> INPUT RECORDS
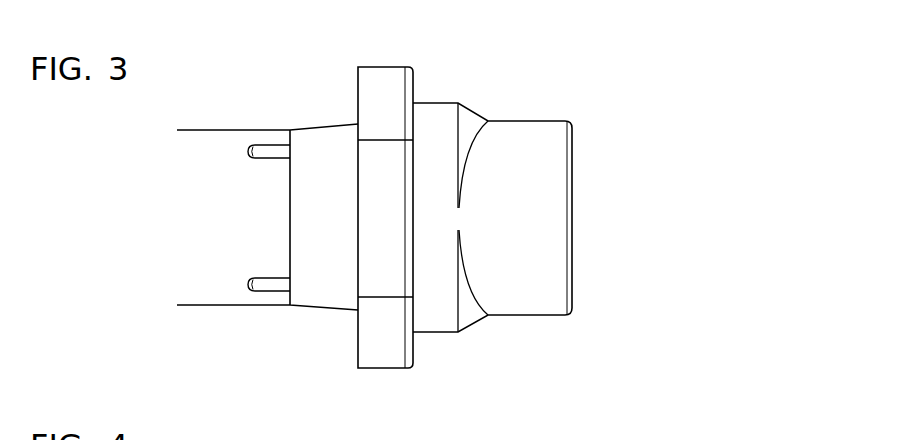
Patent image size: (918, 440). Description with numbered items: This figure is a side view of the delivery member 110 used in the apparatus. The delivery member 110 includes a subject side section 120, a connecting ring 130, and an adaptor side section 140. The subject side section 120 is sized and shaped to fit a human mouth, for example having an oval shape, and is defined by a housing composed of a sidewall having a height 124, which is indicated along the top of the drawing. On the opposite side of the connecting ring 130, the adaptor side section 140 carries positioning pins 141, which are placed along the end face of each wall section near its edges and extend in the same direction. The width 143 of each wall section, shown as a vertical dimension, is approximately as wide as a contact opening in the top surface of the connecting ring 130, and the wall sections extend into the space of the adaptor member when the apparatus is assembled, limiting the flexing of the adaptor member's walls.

The delivery member 110 is at (250, 138).
The subject side section 120 is at (566, 323).
The height 124 is at (413, 90).
The connecting ring 130 is at (417, 375).
The adaptor side section 140 is at (313, 313).
The positioning pins 141 is at (272, 281).
The width 143 is at (203, 130).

> WRITTEN PROBLEM
Copy every entry above word for word and line for line, leaving out the pictures.

> THE REPLY
Patent image size: (918, 440). Description with numbered items: This figure is a side view of the delivery member 110 used in the apparatus. The delivery member 110 includes a subject side section 120, a connecting ring 130, and an adaptor side section 140. The subject side section 120 is sized and shaped to fit a human mouth, for example having an oval shape, and is defined by a housing composed of a sidewall having a height 124, which is indicated along the top of the drawing. On the opposite side of the connecting ring 130, the adaptor side section 140 carries positioning pins 141, which are placed along the end face of each wall section near its edges and extend in the same direction. The width 143 of each wall section, shown as a vertical dimension, is approximately as wide as a contact opening in the top surface of the connecting ring 130, and the wall sections extend into the space of the adaptor member when the apparatus is assembled, limiting the flexing of the adaptor member's walls.

The delivery member 110 is at (250, 138).
The subject side section 120 is at (566, 323).
The height 124 is at (413, 90).
The connecting ring 130 is at (417, 375).
The adaptor side section 140 is at (313, 313).
The positioning pins 141 is at (272, 281).
The width 143 is at (203, 130).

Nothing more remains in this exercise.